▸ Work task
Return the full listing word for word, but drop every picture from it.

===

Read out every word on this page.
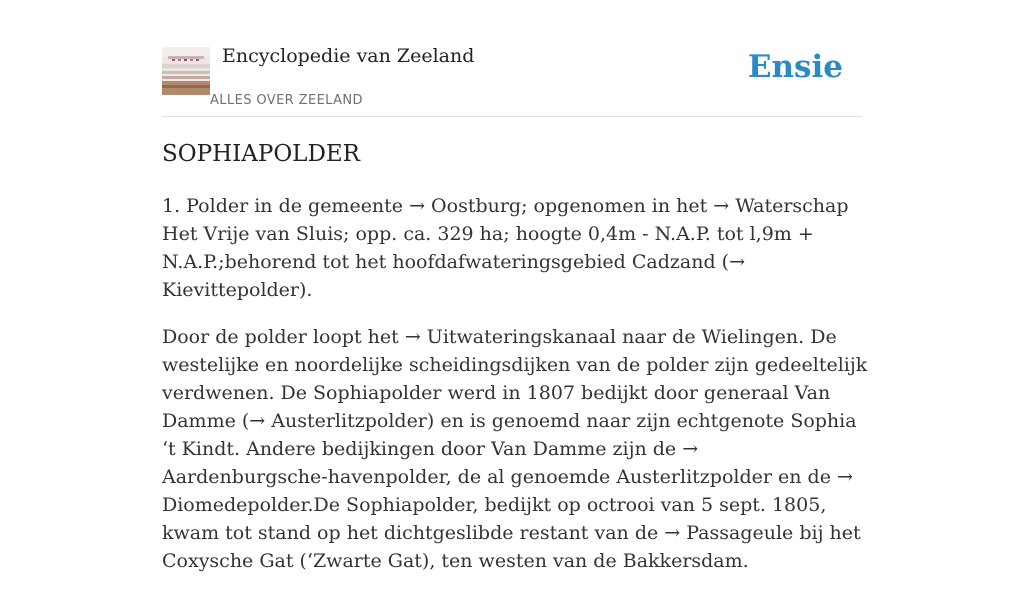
Encyclopedie van Zeeland
ALLES OVER ZEELAND
Ensie
SOPHIAPOLDER

1. Polder in de gemeente → Oostburg; opgenomen in het → Waterschap Het Vrije van Sluis; opp. ca. 329 ha; hoogte 0,4m - N.A.P. tot l,9m + N.A.P.;behorend tot het hoofdafwateringsgebied Cadzand (→ Kievittepolder).

Door de polder loopt het → Uitwateringskanaal naar de Wielingen. De westelijke en noordelijke scheidingsdijken van de polder zijn gedeeltelijk verdwenen. De Sophiapolder werd in 1807 bedijkt door generaal Van Damme (→ Austerlitzpolder) en is genoemd naar zijn echtgenote Sophia ‘t Kindt. Andere bedijkingen door Van Damme zijn de → Aardenburgsche-havenpolder, de al genoemde Austerlitzpolder en de → Diomedepolder.De Sophiapolder, bedijkt op octrooi van 5 sept. 1805, kwam tot stand op het dichtgeslibde restant van de → Passageule bij het Coxysche Gat (‘Zwarte Gat), ten westen van de Bakkersdam.
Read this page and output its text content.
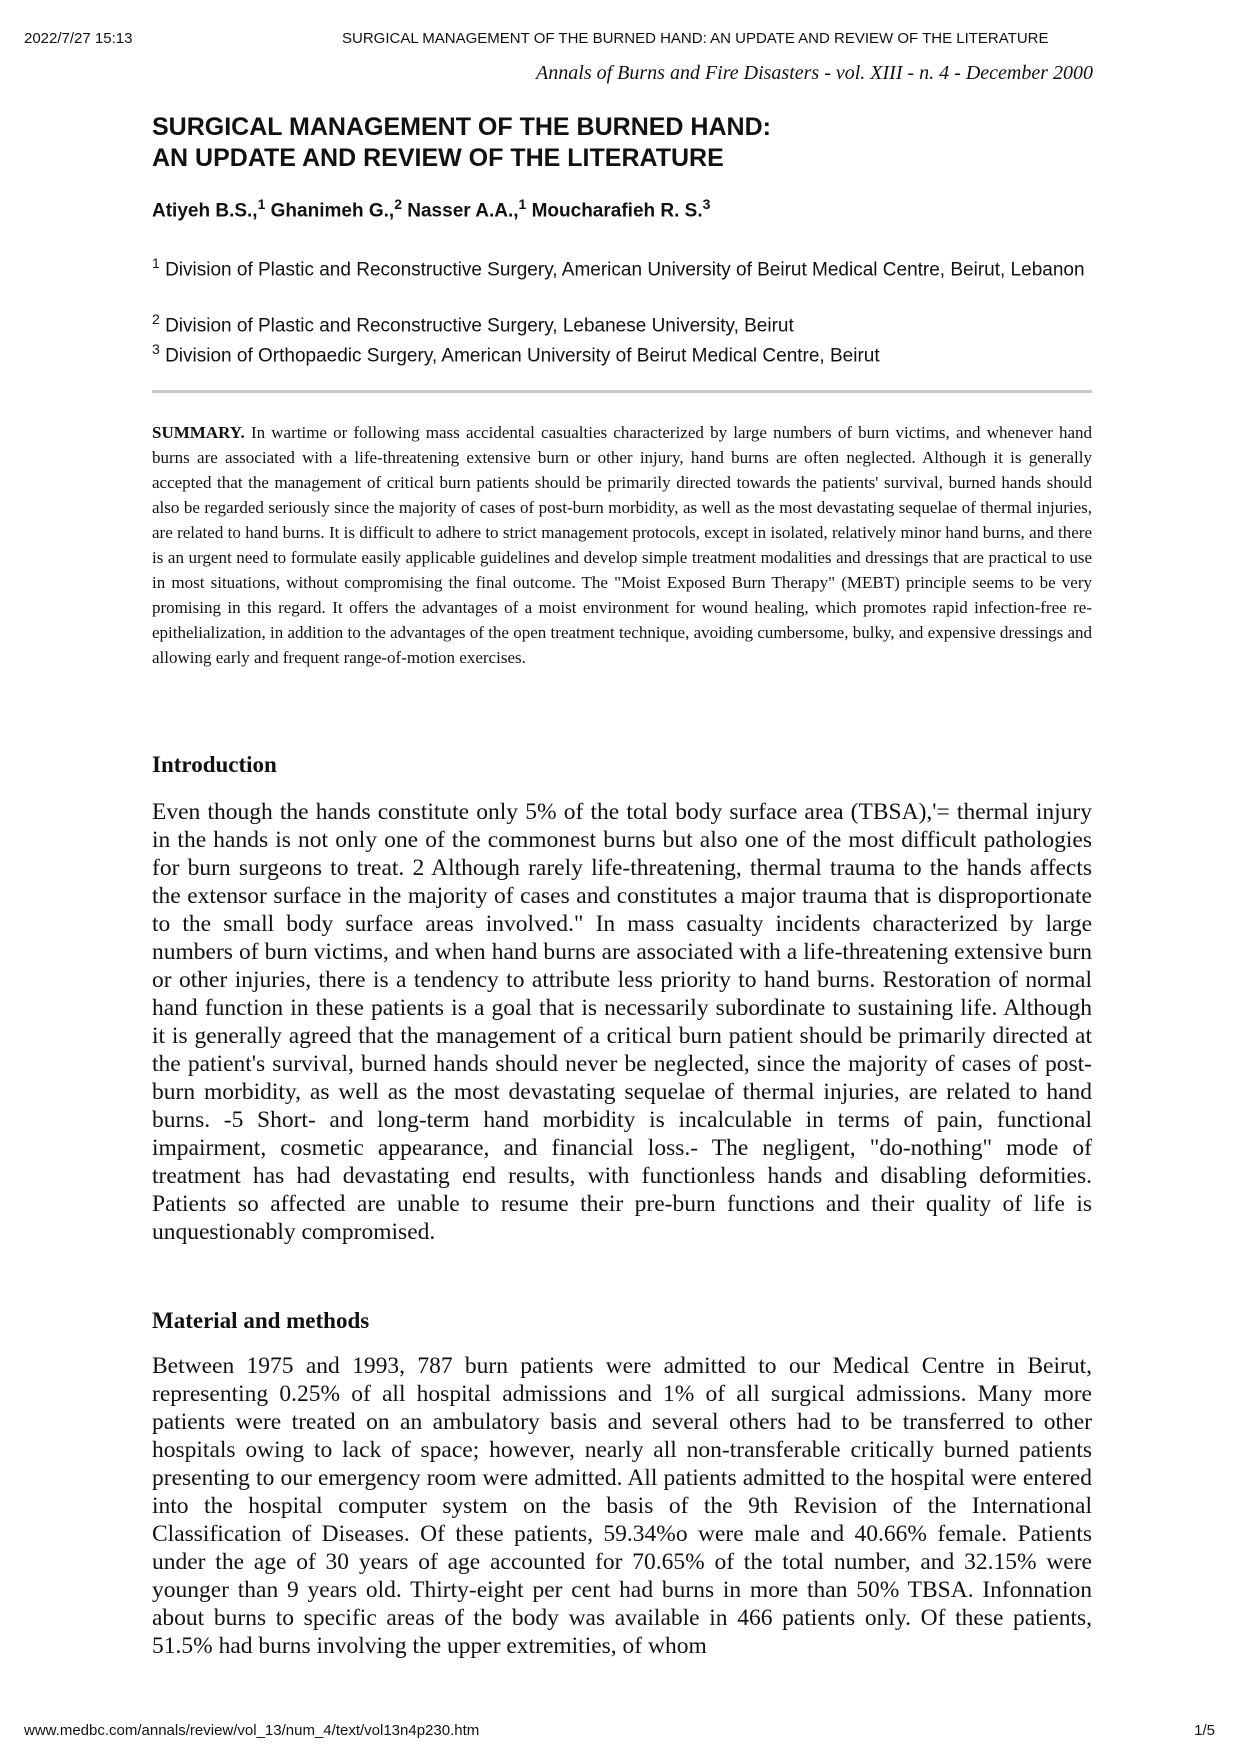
2022/7/27 15:13	SURGICAL MANAGEMENT OF THE BURNED HAND: AN UPDATE AND REVIEW OF THE LITERATURE
Annals of Burns and Fire Disasters - vol. XIII - n. 4 - December 2000
SURGICAL MANAGEMENT OF THE BURNED HAND:
AN UPDATE AND REVIEW OF THE LITERATURE

Atiyeh B.S.,$^1$ Ghanimeh G.,$^2$ Nasser A.A.,$^1$ Moucharafieh R. S.$^3$

$^1$ Division of Plastic and Reconstructive Surgery, American University of Beirut Medical Centre, Beirut, Lebanon

$^2$ Division of Plastic and Reconstructive Surgery, Lebanese University, Beirut

$^3$ Division of Orthopaedic Surgery, American University of Beirut Medical Centre, Beirut

SUMMARY. In wartime or following mass accidental casualties characterized by large numbers of burn victims, and whenever hand burns are associated with a life-threatening extensive burn or other injury, hand burns are often neglected. Although it is generally accepted that the management of critical burn patients should be primarily directed towards the patients' survival, burned hands should also be regarded seriously since the majority of cases of post-burn morbidity, as well as the most devastating sequelae of thermal injuries, are related to hand burns. It is difficult to adhere to strict management protocols, except in isolated, relatively minor hand burns, and there is an urgent need to formulate easily applicable guidelines and develop simple treatment modalities and dressings that are practical to use in most situations, without compromising the final outcome. The "Moist Exposed Burn Therapy" (MEBT) principle seems to be very promising in this regard. It offers the advantages of a moist environment for wound healing, which promotes rapid infection-free re-epithelialization, in addition to the advantages of the open treatment technique, avoiding cumbersome, bulky, and expensive dressings and allowing early and frequent range-of-motion exercises.

Introduction

Even though the hands constitute only 5% of the total body surface area (TBSA),'= thermal injury in the hands is not only one of the commonest burns but also one of the most difficult pathologies for burn surgeons to treat. 2 Although rarely life-threatening, thermal trauma to the hands affects the extensor surface in the majority of cases and constitutes a major trauma that is disproportionate to the small body surface areas involved." In mass casualty incidents characterized by large numbers of burn victims, and when hand burns are associated with a life-threatening extensive burn or other injuries, there is a tendency to attribute less priority to hand burns. Restoration of normal hand function in these patients is a goal that is necessarily subordinate to sustaining life. Although it is generally agreed that the management of a critical burn patient should be primarily directed at the patient's survival, burned hands should never be neglected, since the majority of cases of post-burn morbidity, as well as the most devastating sequelae of thermal injuries, are related to hand burns. -5 Short- and long-term hand morbidity is incalculable in terms of pain, functional impairment, cosmetic appearance, and financial loss.- The negligent, "do-nothing" mode of treatment has had devastating end results, with functionless hands and disabling deformities. Patients so affected are unable to resume their pre-burn functions and their quality of life is unquestionably compromised.

Material and methods

Between 1975 and 1993, 787 burn patients were admitted to our Medical Centre in Beirut, representing 0.25% of all hospital admissions and 1% of all surgical admissions. Many more patients were treated on an ambulatory basis and several others had to be transferred to other hospitals owing to lack of space; however, nearly all non-transferable critically burned patients presenting to our emergency room were admitted. All patients admitted to the hospital were entered into the hospital computer system on the basis of the 9th Revision of the International Classification of Diseases. Of these patients, 59.34%o were male and 40.66% female. Patients under the age of 30 years of age accounted for 70.65% of the total number, and 32.15% were younger than 9 years old. Thirty-eight per cent had burns in more than 50% TBSA. Infonnation about burns to specific areas of the body was available in 466 patients only. Of these patients, 51.5% had burns involving the upper extremities, of whom

www.medbc.com/annals/review/vol_13/num_4/text/vol13n4p230.htm	1/5
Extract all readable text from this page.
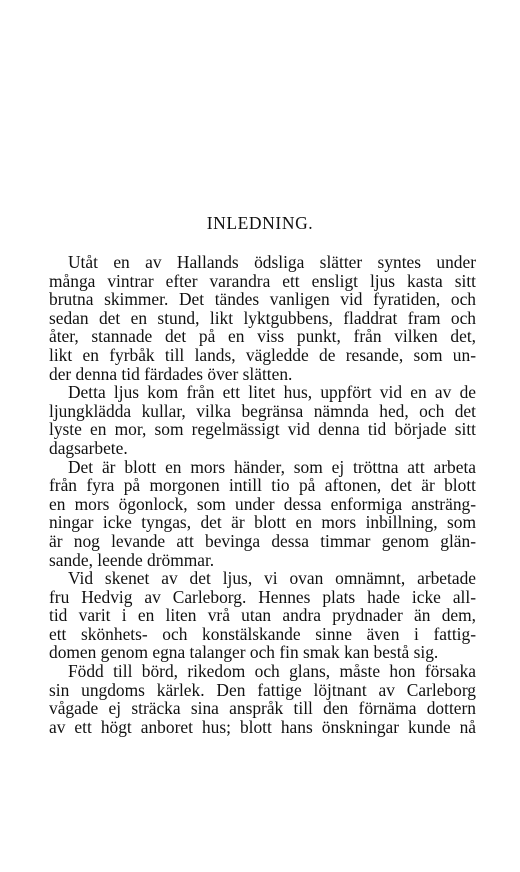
INLEDNING.
Utåt en av Hallands ödsliga slätter syntes under
många vintrar efter varandra ett ensligt ljus kasta sitt
brutna skimmer. Det tändes vanligen vid fyratiden, och
sedan det en stund, likt lyktgubbens, fladdrat fram och
åter, stannade det på en viss punkt, från vilken det,
likt en fyrbåk till lands, vägledde de resande, som un-
der denna tid färdades över slätten.
Detta ljus kom från ett litet hus, uppfört vid en av de
ljungklädda kullar, vilka begränsa nämnda hed, och det
lyste en mor, som regelmässigt vid denna tid började sitt
dagsarbete.
Det är blott en mors händer, som ej tröttna att arbeta
från fyra på morgonen intill tio på aftonen, det är blott
en mors ögonlock, som under dessa enformiga ansträng-
ningar icke tyngas, det är blott en mors inbillning, som
är nog levande att bevinga dessa timmar genom glän-
sande, leende drömmar.
Vid skenet av det ljus, vi ovan omnämnt, arbetade
fru Hedvig av Carleborg. Hennes plats hade icke all-
tid varit i en liten vrå utan andra prydnader än dem,
ett skönhets- och konstälskande sinne även i fattig-
domen genom egna talanger och fin smak kan bestå sig.
Född till börd, rikedom och glans, måste hon försaka
sin ungdoms kärlek. Den fattige löjtnant av Carleborg
vågade ej sträcka sina anspråk till den förnäma dottern
av ett högt anboret hus; blott hans önskningar kunde nå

===

▸ Result of the exercise
Read out every word on this page.
Encyclopedie van Zeeland
ALLES OVER ZEELAND
Ensie
SOPHIAPOLDER

1. Polder in de gemeente → Oostburg; opgenomen in het → Waterschap Het Vrije van Sluis; opp. ca. 329 ha; hoogte 0,4m - N.A.P. tot l,9m + N.A.P.;behorend tot het hoofdafwateringsgebied Cadzand (→ Kievittepolder).

Door de polder loopt het → Uitwateringskanaal naar de Wielingen. De westelijke en noordelijke scheidingsdijken van de polder zijn gedeeltelijk verdwenen. De Sophiapolder werd in 1807 bedijkt door generaal Van Damme (→ Austerlitzpolder) en is genoemd naar zijn echtgenote Sophia ‘t Kindt. Andere bedijkingen door Van Damme zijn de → Aardenburgsche-havenpolder, de al genoemde Austerlitzpolder en de → Diomedepolder.De Sophiapolder, bedijkt op octrooi van 5 sept. 1805, kwam tot stand op het dichtgeslibde restant van de → Passageule bij het Coxysche Gat (‘Zwarte Gat), ten westen van de Bakkersdam.
Read this page and output its text content.
2022/7/27 15:13	SURGICAL MANAGEMENT OF THE BURNED HAND: AN UPDATE AND REVIEW OF THE LITERATURE
Annals of Burns and Fire Disasters - vol. XIII - n. 4 - December 2000
SURGICAL MANAGEMENT OF THE BURNED HAND:
AN UPDATE AND REVIEW OF THE LITERATURE

Atiyeh B.S.,$^1$ Ghanimeh G.,$^2$ Nasser A.A.,$^1$ Moucharafieh R. S.$^3$

$^1$ Division of Plastic and Reconstructive Surgery, American University of Beirut Medical Centre, Beirut, Lebanon

$^2$ Division of Plastic and Reconstructive Surgery, Lebanese University, Beirut

$^3$ Division of Orthopaedic Surgery, American University of Beirut Medical Centre, Beirut

SUMMARY. In wartime or following mass accidental casualties characterized by large numbers of burn victims, and whenever hand burns are associated with a life-threatening extensive burn or other injury, hand burns are often neglected. Although it is generally accepted that the management of critical burn patients should be primarily directed towards the patients' survival, burned hands should also be regarded seriously since the majority of cases of post-burn morbidity, as well as the most devastating sequelae of thermal injuries, are related to hand burns. It is difficult to adhere to strict management protocols, except in isolated, relatively minor hand burns, and there is an urgent need to formulate easily applicable guidelines and develop simple treatment modalities and dressings that are practical to use in most situations, without compromising the final outcome. The "Moist Exposed Burn Therapy" (MEBT) principle seems to be very promising in this regard. It offers the advantages of a moist environment for wound healing, which promotes rapid infection-free re-epithelialization, in addition to the advantages of the open treatment technique, avoiding cumbersome, bulky, and expensive dressings and allowing early and frequent range-of-motion exercises.

Introduction

Even though the hands constitute only 5% of the total body surface area (TBSA),'= thermal injury in the hands is not only one of the commonest burns but also one of the most difficult pathologies for burn surgeons to treat. 2 Although rarely life-threatening, thermal trauma to the hands affects the extensor surface in the majority of cases and constitutes a major trauma that is disproportionate to the small body surface areas involved." In mass casualty incidents characterized by large numbers of burn victims, and when hand burns are associated with a life-threatening extensive burn or other injuries, there is a tendency to attribute less priority to hand burns. Restoration of normal hand function in these patients is a goal that is necessarily subordinate to sustaining life. Although it is generally agreed that the management of a critical burn patient should be primarily directed at the patient's survival, burned hands should never be neglected, since the majority of cases of post-burn morbidity, as well as the most devastating sequelae of thermal injuries, are related to hand burns. -5 Short- and long-term hand morbidity is incalculable in terms of pain, functional impairment, cosmetic appearance, and financial loss.- The negligent, "do-nothing" mode of treatment has had devastating end results, with functionless hands and disabling deformities. Patients so affected are unable to resume their pre-burn functions and their quality of life is unquestionably compromised.

Material and methods

Between 1975 and 1993, 787 burn patients were admitted to our Medical Centre in Beirut, representing 0.25% of all hospital admissions and 1% of all surgical admissions. Many more patients were treated on an ambulatory basis and several others had to be transferred to other hospitals owing to lack of space; however, nearly all non-transferable critically burned patients presenting to our emergency room were admitted. All patients admitted to the hospital were entered into the hospital computer system on the basis of the 9th Revision of the International Classification of Diseases. Of these patients, 59.34%o were male and 40.66% female. Patients under the age of 30 years of age accounted for 70.65% of the total number, and 32.15% were younger than 9 years old. Thirty-eight per cent had burns in more than 50% TBSA. Infonnation about burns to specific areas of the body was available in 466 patients only. Of these patients, 51.5% had burns involving the upper extremities, of whom

www.medbc.com/annals/review/vol_13/num_4/text/vol13n4p230.htm	1/5
Extract all readable text from this page.
INLEDNING.
Utåt en av Hallands ödsliga slätter syntes under
många vintrar efter varandra ett ensligt ljus kasta sitt
brutna skimmer. Det tändes vanligen vid fyratiden, och
sedan det en stund, likt lyktgubbens, fladdrat fram och
åter, stannade det på en viss punkt, från vilken det,
likt en fyrbåk till lands, vägledde de resande, som un-
der denna tid färdades över slätten.
Detta ljus kom från ett litet hus, uppfört vid en av de
ljungklädda kullar, vilka begränsa nämnda hed, och det
lyste en mor, som regelmässigt vid denna tid började sitt
dagsarbete.
Det är blott en mors händer, som ej tröttna att arbeta
från fyra på morgonen intill tio på aftonen, det är blott
en mors ögonlock, som under dessa enformiga ansträng-
ningar icke tyngas, det är blott en mors inbillning, som
är nog levande att bevinga dessa timmar genom glän-
sande, leende drömmar.
Vid skenet av det ljus, vi ovan omnämnt, arbetade
fru Hedvig av Carleborg. Hennes plats hade icke all-
tid varit i en liten vrå utan andra prydnader än dem,
ett skönhets- och konstälskande sinne även i fattig-
domen genom egna talanger och fin smak kan bestå sig.
Född till börd, rikedom och glans, måste hon försaka
sin ungdoms kärlek. Den fattige löjtnant av Carleborg
vågade ej sträcka sina anspråk till den förnäma dottern
av ett högt anboret hus; blott hans önskningar kunde nå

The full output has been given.